## GIVEN ENTRIES:
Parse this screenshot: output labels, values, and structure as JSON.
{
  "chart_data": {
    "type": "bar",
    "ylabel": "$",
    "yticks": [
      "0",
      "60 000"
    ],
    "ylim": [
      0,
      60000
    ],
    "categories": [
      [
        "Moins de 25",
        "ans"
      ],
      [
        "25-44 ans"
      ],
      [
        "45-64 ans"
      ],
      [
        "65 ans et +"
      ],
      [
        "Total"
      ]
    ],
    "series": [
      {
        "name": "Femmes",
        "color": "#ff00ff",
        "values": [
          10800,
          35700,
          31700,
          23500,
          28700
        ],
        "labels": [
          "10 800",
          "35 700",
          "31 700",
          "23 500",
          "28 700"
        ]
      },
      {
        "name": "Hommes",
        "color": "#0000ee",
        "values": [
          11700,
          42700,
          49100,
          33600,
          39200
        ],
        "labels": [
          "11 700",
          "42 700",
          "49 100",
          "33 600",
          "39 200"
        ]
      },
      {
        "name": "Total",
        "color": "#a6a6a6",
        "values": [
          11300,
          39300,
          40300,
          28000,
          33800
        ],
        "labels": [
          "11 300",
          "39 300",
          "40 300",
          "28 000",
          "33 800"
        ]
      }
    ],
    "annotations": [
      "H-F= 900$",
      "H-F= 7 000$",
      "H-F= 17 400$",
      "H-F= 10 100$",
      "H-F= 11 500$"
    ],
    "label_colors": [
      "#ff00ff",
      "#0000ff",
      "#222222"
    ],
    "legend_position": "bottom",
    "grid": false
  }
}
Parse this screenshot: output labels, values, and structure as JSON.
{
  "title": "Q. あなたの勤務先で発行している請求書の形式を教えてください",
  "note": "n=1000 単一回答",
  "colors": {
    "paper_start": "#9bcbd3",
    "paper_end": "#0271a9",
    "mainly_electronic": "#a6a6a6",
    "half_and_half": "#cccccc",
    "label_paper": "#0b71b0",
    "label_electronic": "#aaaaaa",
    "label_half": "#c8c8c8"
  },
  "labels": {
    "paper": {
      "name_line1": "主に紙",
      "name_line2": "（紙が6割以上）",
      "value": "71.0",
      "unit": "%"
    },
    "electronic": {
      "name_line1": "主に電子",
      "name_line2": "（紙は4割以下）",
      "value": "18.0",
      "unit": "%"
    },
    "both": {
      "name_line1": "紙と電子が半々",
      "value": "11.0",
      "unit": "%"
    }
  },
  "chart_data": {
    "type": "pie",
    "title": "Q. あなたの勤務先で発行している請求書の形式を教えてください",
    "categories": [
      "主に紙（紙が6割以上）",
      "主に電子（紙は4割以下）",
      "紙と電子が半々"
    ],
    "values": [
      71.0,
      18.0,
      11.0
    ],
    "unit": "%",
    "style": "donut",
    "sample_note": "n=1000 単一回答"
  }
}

## WHAT YOU HAVE TO DO:
Write down all the entries again without a single difference.

## FINAL RESULT:
Parse this screenshot: output labels, values, and structure as JSON.
{
  "chart_data": {
    "type": "bar",
    "ylabel": "$",
    "yticks": [
      "0",
      "60 000"
    ],
    "ylim": [
      0,
      60000
    ],
    "categories": [
      [
        "Moins de 25",
        "ans"
      ],
      [
        "25-44 ans"
      ],
      [
        "45-64 ans"
      ],
      [
        "65 ans et +"
      ],
      [
        "Total"
      ]
    ],
    "series": [
      {
        "name": "Femmes",
        "color": "#ff00ff",
        "values": [
          10800,
          35700,
          31700,
          23500,
          28700
        ],
        "labels": [
          "10 800",
          "35 700",
          "31 700",
          "23 500",
          "28 700"
        ]
      },
      {
        "name": "Hommes",
        "color": "#0000ee",
        "values": [
          11700,
          42700,
          49100,
          33600,
          39200
        ],
        "labels": [
          "11 700",
          "42 700",
          "49 100",
          "33 600",
          "39 200"
        ]
      },
      {
        "name": "Total",
        "color": "#a6a6a6",
        "values": [
          11300,
          39300,
          40300,
          28000,
          33800
        ],
        "labels": [
          "11 300",
          "39 300",
          "40 300",
          "28 000",
          "33 800"
        ]
      }
    ],
    "annotations": [
      "H-F= 900$",
      "H-F= 7 000$",
      "H-F= 17 400$",
      "H-F= 10 100$",
      "H-F= 11 500$"
    ],
    "label_colors": [
      "#ff00ff",
      "#0000ff",
      "#222222"
    ],
    "legend_position": "bottom",
    "grid": false
  }
}
Parse this screenshot: output labels, values, and structure as JSON.
{
  "title": "Q. あなたの勤務先で発行している請求書の形式を教えてください",
  "note": "n=1000 単一回答",
  "colors": {
    "paper_start": "#9bcbd3",
    "paper_end": "#0271a9",
    "mainly_electronic": "#a6a6a6",
    "half_and_half": "#cccccc",
    "label_paper": "#0b71b0",
    "label_electronic": "#aaaaaa",
    "label_half": "#c8c8c8"
  },
  "labels": {
    "paper": {
      "name_line1": "主に紙",
      "name_line2": "（紙が6割以上）",
      "value": "71.0",
      "unit": "%"
    },
    "electronic": {
      "name_line1": "主に電子",
      "name_line2": "（紙は4割以下）",
      "value": "18.0",
      "unit": "%"
    },
    "both": {
      "name_line1": "紙と電子が半々",
      "value": "11.0",
      "unit": "%"
    }
  },
  "chart_data": {
    "type": "pie",
    "title": "Q. あなたの勤務先で発行している請求書の形式を教えてください",
    "categories": [
      "主に紙（紙が6割以上）",
      "主に電子（紙は4割以下）",
      "紙と電子が半々"
    ],
    "values": [
      71.0,
      18.0,
      11.0
    ],
    "unit": "%",
    "style": "donut",
    "sample_note": "n=1000 単一回答"
  }
}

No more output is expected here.